(Dataset records of document pages)
*** Begin section ***

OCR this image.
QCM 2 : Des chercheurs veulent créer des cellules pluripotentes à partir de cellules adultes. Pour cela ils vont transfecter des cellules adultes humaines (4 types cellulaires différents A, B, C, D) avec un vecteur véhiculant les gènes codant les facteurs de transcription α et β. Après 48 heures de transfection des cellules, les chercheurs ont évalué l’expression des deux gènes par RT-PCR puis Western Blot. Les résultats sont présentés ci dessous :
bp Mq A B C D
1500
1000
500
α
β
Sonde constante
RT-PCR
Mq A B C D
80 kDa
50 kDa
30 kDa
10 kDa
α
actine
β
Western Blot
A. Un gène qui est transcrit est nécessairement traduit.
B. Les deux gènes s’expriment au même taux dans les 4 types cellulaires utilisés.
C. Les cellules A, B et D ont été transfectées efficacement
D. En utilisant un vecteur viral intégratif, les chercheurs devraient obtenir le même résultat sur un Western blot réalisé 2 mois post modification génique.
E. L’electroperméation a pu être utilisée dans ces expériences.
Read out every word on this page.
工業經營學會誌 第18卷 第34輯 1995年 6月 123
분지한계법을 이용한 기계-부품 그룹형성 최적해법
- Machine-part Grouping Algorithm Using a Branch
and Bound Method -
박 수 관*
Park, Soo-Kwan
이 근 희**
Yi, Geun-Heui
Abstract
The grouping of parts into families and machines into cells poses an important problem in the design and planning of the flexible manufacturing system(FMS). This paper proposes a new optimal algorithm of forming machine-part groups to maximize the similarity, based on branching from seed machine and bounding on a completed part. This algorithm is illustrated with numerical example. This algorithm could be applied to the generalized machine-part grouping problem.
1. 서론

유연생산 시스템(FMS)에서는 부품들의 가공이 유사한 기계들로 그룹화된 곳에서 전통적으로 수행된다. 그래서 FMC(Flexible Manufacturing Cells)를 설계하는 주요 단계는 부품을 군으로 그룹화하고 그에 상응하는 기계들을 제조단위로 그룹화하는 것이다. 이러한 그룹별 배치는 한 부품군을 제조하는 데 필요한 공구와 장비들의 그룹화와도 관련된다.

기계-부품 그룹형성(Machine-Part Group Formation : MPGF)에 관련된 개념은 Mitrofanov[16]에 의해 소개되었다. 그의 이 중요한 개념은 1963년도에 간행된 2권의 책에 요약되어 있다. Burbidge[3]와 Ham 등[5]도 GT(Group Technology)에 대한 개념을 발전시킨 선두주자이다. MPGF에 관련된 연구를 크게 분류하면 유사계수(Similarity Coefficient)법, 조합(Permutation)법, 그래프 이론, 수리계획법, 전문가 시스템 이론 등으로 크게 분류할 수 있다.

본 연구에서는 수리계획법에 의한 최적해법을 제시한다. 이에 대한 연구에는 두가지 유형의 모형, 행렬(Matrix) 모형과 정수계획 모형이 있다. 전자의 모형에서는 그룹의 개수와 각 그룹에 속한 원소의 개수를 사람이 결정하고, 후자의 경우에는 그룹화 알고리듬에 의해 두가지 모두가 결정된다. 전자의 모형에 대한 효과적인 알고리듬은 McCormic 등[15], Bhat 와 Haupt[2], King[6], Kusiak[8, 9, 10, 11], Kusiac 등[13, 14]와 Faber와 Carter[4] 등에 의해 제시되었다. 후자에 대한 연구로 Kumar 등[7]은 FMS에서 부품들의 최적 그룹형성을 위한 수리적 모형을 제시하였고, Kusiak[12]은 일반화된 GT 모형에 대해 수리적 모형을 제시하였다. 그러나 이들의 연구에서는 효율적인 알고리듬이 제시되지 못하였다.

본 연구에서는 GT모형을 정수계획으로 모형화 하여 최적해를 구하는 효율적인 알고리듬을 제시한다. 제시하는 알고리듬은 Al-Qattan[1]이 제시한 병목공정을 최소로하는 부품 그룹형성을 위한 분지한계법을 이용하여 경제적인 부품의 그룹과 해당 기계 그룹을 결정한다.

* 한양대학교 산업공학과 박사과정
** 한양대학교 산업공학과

*** End section ***

■ **Work required**:
From the records above, work out how many lines contain the string "cellulaires". Give only the number.

■ **Response box**:
2